• [Brief]:
Give back the whole listing exactly as shown.

• [Data]:
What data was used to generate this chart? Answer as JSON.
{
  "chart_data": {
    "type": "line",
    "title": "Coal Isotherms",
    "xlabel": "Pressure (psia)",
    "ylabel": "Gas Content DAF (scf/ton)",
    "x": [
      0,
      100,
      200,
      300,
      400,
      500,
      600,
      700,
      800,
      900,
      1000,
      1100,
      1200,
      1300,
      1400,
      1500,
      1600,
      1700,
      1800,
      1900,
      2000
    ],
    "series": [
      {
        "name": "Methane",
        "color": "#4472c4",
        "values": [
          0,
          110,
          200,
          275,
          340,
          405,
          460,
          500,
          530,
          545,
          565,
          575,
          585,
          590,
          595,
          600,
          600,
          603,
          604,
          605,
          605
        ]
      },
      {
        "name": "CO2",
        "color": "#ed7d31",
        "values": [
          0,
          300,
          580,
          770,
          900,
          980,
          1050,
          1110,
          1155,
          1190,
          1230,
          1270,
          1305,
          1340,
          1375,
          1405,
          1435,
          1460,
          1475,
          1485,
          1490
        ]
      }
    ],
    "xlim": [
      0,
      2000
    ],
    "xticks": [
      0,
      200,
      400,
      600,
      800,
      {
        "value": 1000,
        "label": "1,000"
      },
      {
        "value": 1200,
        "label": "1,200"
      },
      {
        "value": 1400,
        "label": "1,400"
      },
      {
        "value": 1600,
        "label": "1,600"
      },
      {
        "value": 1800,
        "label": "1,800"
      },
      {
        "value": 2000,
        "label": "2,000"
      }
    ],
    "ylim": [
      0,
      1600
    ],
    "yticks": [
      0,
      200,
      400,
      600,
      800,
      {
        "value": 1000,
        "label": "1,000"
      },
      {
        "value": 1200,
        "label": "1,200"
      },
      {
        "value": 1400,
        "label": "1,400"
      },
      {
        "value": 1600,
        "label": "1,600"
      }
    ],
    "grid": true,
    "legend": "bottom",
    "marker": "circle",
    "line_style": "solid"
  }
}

• [Answer to the task]:
What data was used to generate this chart? Answer as JSON.
{
  "chart_data": {
    "type": "line",
    "title": "Coal Isotherms",
    "xlabel": "Pressure (psia)",
    "ylabel": "Gas Content DAF (scf/ton)",
    "x": [
      0,
      100,
      200,
      300,
      400,
      500,
      600,
      700,
      800,
      900,
      1000,
      1100,
      1200,
      1300,
      1400,
      1500,
      1600,
      1700,
      1800,
      1900,
      2000
    ],
    "series": [
      {
        "name": "Methane",
        "color": "#4472c4",
        "values": [
          0,
          110,
          200,
          275,
          340,
          405,
          460,
          500,
          530,
          545,
          565,
          575,
          585,
          590,
          595,
          600,
          600,
          603,
          604,
          605,
          605
        ]
      },
      {
        "name": "CO2",
        "color": "#ed7d31",
        "values": [
          0,
          300,
          580,
          770,
          900,
          980,
          1050,
          1110,
          1155,
          1190,
          1230,
          1270,
          1305,
          1340,
          1375,
          1405,
          1435,
          1460,
          1475,
          1485,
          1490
        ]
      }
    ],
    "xlim": [
      0,
      2000
    ],
    "xticks": [
      0,
      200,
      400,
      600,
      800,
      {
        "value": 1000,
        "label": "1,000"
      },
      {
        "value": 1200,
        "label": "1,200"
      },
      {
        "value": 1400,
        "label": "1,400"
      },
      {
        "value": 1600,
        "label": "1,600"
      },
      {
        "value": 1800,
        "label": "1,800"
      },
      {
        "value": 2000,
        "label": "2,000"
      }
    ],
    "ylim": [
      0,
      1600
    ],
    "yticks": [
      0,
      200,
      400,
      600,
      800,
      {
        "value": 1000,
        "label": "1,000"
      },
      {
        "value": 1200,
        "label": "1,200"
      },
      {
        "value": 1400,
        "label": "1,400"
      },
      {
        "value": 1600,
        "label": "1,600"
      }
    ],
    "grid": true,
    "legend": "bottom",
    "marker": "circle",
    "line_style": "solid"
  }
}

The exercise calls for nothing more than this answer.